# DATA ROWS start

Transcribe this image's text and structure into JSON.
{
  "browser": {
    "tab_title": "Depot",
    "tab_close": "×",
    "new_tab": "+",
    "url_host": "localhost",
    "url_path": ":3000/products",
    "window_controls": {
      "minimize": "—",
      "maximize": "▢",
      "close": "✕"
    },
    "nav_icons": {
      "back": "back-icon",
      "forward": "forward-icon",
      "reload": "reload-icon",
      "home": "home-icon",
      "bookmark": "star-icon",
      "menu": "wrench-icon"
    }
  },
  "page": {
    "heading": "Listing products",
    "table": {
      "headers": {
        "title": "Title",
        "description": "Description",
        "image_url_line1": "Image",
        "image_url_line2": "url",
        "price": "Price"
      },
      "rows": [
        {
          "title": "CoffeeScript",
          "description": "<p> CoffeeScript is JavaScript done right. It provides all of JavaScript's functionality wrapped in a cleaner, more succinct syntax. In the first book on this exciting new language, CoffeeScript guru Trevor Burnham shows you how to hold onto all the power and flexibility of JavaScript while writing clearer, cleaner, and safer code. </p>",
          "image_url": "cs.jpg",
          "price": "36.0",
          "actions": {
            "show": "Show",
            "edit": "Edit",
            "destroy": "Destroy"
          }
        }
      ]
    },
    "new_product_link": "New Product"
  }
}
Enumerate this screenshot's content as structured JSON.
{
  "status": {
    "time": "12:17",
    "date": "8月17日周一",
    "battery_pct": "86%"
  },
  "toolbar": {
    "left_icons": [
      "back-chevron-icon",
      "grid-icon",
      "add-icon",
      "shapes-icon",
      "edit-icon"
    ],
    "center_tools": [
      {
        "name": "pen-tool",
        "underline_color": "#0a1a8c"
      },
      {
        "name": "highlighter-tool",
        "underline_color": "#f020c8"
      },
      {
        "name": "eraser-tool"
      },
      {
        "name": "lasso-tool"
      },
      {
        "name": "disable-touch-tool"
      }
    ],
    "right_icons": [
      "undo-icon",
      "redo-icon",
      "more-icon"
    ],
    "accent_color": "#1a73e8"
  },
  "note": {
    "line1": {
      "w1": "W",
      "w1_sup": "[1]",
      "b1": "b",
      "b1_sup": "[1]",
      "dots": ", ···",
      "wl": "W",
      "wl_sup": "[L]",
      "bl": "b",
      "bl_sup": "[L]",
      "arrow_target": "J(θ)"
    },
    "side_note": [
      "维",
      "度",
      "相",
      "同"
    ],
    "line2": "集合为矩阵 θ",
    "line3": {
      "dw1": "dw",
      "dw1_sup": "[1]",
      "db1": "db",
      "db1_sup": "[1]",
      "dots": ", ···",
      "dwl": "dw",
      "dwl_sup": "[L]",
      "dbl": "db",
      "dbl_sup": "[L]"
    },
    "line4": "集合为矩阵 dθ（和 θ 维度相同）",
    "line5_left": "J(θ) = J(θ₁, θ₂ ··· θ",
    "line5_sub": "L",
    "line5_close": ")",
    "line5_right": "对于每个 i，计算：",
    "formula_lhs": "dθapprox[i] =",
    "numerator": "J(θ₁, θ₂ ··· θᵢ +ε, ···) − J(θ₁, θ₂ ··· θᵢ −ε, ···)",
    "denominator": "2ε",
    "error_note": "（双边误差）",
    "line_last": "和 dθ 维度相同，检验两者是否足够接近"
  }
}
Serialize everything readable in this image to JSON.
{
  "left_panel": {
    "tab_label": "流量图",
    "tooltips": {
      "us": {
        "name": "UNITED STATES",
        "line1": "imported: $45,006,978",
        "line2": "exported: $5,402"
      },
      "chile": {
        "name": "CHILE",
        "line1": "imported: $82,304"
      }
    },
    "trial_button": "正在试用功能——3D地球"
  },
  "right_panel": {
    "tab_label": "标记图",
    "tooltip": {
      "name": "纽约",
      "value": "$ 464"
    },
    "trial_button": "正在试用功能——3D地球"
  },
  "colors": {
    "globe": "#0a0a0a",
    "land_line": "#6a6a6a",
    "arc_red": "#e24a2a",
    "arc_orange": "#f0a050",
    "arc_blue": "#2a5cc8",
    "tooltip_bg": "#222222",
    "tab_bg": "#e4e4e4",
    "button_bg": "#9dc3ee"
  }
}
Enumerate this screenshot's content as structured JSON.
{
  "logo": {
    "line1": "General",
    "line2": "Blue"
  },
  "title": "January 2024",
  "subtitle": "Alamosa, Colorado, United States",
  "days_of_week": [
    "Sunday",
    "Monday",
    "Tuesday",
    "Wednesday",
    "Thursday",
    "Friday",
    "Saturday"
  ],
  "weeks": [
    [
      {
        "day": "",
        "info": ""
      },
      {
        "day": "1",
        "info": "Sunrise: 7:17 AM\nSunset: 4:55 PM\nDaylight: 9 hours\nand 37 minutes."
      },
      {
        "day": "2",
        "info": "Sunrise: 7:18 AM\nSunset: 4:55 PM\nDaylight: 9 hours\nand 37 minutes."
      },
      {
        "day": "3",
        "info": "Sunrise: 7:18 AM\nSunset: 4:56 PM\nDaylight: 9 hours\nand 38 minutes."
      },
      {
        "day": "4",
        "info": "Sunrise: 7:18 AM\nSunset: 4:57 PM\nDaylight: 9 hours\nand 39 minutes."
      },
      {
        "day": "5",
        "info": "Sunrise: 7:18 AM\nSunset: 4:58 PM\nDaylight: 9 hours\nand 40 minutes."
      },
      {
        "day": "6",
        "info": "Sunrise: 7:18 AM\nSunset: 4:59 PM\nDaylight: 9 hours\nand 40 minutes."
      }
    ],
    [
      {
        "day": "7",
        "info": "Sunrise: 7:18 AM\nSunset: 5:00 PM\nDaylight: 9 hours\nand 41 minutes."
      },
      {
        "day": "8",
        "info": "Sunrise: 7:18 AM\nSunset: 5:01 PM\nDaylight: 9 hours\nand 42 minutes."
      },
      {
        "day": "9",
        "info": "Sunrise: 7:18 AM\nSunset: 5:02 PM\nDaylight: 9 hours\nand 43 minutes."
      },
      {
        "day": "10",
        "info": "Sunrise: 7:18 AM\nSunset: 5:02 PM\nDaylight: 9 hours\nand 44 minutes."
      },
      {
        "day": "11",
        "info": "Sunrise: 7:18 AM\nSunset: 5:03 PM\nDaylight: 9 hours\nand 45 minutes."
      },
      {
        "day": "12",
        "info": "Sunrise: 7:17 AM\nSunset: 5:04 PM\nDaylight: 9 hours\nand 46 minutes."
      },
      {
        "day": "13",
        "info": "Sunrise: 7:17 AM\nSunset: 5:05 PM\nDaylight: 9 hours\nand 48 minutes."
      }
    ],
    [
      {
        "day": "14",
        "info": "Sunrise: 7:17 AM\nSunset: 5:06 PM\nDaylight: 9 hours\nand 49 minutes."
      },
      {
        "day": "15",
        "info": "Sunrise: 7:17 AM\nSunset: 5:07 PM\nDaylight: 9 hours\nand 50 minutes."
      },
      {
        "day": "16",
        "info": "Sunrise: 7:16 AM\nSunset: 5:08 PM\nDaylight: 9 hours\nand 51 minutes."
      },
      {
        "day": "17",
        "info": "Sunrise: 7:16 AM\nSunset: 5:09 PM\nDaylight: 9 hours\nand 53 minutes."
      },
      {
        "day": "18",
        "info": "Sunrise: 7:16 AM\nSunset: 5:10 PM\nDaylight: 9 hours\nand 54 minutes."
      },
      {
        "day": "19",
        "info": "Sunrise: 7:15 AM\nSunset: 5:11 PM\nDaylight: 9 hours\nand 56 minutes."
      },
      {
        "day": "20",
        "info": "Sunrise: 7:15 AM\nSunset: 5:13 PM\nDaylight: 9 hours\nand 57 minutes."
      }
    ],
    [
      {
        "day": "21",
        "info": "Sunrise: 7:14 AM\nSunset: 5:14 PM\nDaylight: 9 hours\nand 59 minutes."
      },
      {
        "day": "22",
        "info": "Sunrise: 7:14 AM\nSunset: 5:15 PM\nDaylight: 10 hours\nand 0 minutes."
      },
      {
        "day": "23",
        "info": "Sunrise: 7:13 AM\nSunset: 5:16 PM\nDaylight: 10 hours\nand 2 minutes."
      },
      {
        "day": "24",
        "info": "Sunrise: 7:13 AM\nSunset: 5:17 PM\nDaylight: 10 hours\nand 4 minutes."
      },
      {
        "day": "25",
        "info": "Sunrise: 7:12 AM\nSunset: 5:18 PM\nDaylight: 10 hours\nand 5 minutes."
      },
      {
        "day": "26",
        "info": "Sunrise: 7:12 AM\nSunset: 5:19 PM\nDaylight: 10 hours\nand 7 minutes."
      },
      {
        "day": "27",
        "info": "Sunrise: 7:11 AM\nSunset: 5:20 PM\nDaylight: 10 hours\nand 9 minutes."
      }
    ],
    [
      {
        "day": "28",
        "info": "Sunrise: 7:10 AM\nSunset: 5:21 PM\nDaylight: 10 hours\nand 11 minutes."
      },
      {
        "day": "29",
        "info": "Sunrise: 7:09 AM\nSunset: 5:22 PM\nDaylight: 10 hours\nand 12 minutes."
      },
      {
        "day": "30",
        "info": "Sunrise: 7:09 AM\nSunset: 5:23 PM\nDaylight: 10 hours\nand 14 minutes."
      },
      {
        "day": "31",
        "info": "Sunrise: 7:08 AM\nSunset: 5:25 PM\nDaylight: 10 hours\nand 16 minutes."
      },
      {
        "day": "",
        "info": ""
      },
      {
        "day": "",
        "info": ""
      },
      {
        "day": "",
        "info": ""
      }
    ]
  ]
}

# DATA ROWS end

» **EXERCISE PROMPT**
Identify the lines in the entries above that contain "more", then copy them out.

» **EXERCISE ANSWER**
          "description": "<p> CoffeeScript is JavaScript done right. It provides all of JavaScript's functionality wrapped in a cleaner, more succinct syntax. In the first book on this exciting new language, CoffeeScript guru Trevor Burnham shows you how to hold onto all the power and flexibility of JavaScript while writing clearer, cleaner, and safer code. </p>",
      "more-icon"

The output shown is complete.